WHAT YOU SHOULD DO. Figure out how many lines of the material below contain the word "vous". Answer with the number only.

===== MATERIAL FOR THIS EXERCISE =====

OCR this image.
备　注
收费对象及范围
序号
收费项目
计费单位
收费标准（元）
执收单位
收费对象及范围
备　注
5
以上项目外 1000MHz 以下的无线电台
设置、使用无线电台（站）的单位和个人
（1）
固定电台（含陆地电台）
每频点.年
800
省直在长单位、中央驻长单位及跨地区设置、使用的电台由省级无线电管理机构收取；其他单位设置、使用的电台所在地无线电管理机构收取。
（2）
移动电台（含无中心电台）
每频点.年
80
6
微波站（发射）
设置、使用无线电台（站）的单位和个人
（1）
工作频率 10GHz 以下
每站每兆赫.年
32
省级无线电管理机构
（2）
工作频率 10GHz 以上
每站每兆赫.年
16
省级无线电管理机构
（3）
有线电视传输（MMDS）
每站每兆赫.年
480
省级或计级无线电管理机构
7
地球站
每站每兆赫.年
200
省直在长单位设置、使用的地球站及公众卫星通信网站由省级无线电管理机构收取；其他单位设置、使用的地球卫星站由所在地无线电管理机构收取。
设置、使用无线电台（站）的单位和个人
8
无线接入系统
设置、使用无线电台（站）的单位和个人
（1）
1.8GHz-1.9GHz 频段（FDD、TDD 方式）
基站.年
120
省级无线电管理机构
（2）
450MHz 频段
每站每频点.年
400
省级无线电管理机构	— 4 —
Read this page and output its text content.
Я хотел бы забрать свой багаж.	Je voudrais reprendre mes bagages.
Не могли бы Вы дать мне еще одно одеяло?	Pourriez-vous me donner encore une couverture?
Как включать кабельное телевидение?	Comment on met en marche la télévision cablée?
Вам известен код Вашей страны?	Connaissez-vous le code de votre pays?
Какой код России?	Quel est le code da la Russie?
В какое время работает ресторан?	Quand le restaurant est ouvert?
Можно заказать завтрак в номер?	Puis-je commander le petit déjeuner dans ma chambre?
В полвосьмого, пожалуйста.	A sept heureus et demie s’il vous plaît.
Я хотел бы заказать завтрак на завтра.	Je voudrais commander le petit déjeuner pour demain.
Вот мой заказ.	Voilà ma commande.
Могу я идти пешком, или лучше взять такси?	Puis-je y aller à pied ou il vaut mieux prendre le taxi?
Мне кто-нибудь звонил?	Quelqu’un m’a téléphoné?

=====

EXERCISE OUTPUT. 3